— Start Records for processing —
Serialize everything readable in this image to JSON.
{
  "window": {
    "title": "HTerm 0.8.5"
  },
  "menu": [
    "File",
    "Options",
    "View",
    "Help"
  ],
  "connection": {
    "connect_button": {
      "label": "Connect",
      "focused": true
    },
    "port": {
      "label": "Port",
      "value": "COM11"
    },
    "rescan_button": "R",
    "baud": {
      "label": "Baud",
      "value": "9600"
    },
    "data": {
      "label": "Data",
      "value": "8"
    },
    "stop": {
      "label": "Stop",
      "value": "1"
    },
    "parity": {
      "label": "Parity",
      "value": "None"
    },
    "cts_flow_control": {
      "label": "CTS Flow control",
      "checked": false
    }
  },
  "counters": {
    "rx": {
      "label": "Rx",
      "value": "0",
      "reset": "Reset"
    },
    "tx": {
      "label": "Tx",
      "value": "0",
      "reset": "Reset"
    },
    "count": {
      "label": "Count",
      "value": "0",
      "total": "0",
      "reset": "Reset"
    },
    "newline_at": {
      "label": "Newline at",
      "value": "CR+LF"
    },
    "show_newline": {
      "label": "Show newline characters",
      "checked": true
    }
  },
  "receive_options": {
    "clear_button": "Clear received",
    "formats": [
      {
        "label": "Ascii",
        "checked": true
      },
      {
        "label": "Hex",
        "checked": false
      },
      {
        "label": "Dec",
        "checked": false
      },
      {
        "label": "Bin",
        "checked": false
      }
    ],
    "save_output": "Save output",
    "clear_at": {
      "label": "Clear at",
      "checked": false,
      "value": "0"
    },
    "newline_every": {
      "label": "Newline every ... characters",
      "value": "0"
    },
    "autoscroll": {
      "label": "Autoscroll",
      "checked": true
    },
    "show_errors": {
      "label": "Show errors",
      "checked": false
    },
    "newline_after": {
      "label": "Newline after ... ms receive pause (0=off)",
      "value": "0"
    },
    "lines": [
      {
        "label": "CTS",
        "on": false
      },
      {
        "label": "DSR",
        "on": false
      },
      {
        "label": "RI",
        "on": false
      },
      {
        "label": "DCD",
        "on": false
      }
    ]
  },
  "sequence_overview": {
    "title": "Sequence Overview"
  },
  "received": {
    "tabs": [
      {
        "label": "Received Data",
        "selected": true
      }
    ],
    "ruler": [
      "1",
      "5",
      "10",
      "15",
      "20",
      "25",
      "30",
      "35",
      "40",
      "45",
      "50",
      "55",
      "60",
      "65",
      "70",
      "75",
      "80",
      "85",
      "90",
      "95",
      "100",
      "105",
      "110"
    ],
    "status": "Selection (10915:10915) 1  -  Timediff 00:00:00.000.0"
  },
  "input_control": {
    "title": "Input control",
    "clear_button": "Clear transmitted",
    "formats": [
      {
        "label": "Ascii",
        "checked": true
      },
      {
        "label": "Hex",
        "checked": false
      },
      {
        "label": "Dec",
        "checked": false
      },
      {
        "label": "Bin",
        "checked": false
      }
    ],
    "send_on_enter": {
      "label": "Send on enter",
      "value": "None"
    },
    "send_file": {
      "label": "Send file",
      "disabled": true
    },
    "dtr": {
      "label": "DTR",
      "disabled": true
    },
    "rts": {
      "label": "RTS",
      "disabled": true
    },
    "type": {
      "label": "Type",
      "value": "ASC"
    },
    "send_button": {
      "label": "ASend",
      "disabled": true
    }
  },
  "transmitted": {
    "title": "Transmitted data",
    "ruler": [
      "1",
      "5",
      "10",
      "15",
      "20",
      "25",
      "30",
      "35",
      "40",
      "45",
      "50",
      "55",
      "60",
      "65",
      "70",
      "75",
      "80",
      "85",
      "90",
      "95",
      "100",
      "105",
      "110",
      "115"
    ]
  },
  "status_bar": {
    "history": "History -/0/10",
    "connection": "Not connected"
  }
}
— End Records for processing —
Exercise objective — Reproduce each entry from the records above, character for character.

Solution for this exercise —
Serialize everything readable in this image to JSON.
{
  "window": {
    "title": "HTerm 0.8.5"
  },
  "menu": [
    "File",
    "Options",
    "View",
    "Help"
  ],
  "connection": {
    "connect_button": {
      "label": "Connect",
      "focused": true
    },
    "port": {
      "label": "Port",
      "value": "COM11"
    },
    "rescan_button": "R",
    "baud": {
      "label": "Baud",
      "value": "9600"
    },
    "data": {
      "label": "Data",
      "value": "8"
    },
    "stop": {
      "label": "Stop",
      "value": "1"
    },
    "parity": {
      "label": "Parity",
      "value": "None"
    },
    "cts_flow_control": {
      "label": "CTS Flow control",
      "checked": false
    }
  },
  "counters": {
    "rx": {
      "label": "Rx",
      "value": "0",
      "reset": "Reset"
    },
    "tx": {
      "label": "Tx",
      "value": "0",
      "reset": "Reset"
    },
    "count": {
      "label": "Count",
      "value": "0",
      "total": "0",
      "reset": "Reset"
    },
    "newline_at": {
      "label": "Newline at",
      "value": "CR+LF"
    },
    "show_newline": {
      "label": "Show newline characters",
      "checked": true
    }
  },
  "receive_options": {
    "clear_button": "Clear received",
    "formats": [
      {
        "label": "Ascii",
        "checked": true
      },
      {
        "label": "Hex",
        "checked": false
      },
      {
        "label": "Dec",
        "checked": false
      },
      {
        "label": "Bin",
        "checked": false
      }
    ],
    "save_output": "Save output",
    "clear_at": {
      "label": "Clear at",
      "checked": false,
      "value": "0"
    },
    "newline_every": {
      "label": "Newline every ... characters",
      "value": "0"
    },
    "autoscroll": {
      "label": "Autoscroll",
      "checked": true
    },
    "show_errors": {
      "label": "Show errors",
      "checked": false
    },
    "newline_after": {
      "label": "Newline after ... ms receive pause (0=off)",
      "value": "0"
    },
    "lines": [
      {
        "label": "CTS",
        "on": false
      },
      {
        "label": "DSR",
        "on": false
      },
      {
        "label": "RI",
        "on": false
      },
      {
        "label": "DCD",
        "on": false
      }
    ]
  },
  "sequence_overview": {
    "title": "Sequence Overview"
  },
  "received": {
    "tabs": [
      {
        "label": "Received Data",
        "selected": true
      }
    ],
    "ruler": [
      "1",
      "5",
      "10",
      "15",
      "20",
      "25",
      "30",
      "35",
      "40",
      "45",
      "50",
      "55",
      "60",
      "65",
      "70",
      "75",
      "80",
      "85",
      "90",
      "95",
      "100",
      "105",
      "110"
    ],
    "status": "Selection (10915:10915) 1  -  Timediff 00:00:00.000.0"
  },
  "input_control": {
    "title": "Input control",
    "clear_button": "Clear transmitted",
    "formats": [
      {
        "label": "Ascii",
        "checked": true
      },
      {
        "label": "Hex",
        "checked": false
      },
      {
        "label": "Dec",
        "checked": false
      },
      {
        "label": "Bin",
        "checked": false
      }
    ],
    "send_on_enter": {
      "label": "Send on enter",
      "value": "None"
    },
    "send_file": {
      "label": "Send file",
      "disabled": true
    },
    "dtr": {
      "label": "DTR",
      "disabled": true
    },
    "rts": {
      "label": "RTS",
      "disabled": true
    },
    "type": {
      "label": "Type",
      "value": "ASC"
    },
    "send_button": {
      "label": "ASend",
      "disabled": true
    }
  },
  "transmitted": {
    "title": "Transmitted data",
    "ruler": [
      "1",
      "5",
      "10",
      "15",
      "20",
      "25",
      "30",
      "35",
      "40",
      "45",
      "50",
      "55",
      "60",
      "65",
      "70",
      "75",
      "80",
      "85",
      "90",
      "95",
      "100",
      "105",
      "110",
      "115"
    ]
  },
  "status_bar": {
    "history": "History -/0/10",
    "connection": "Not connected"
  }
}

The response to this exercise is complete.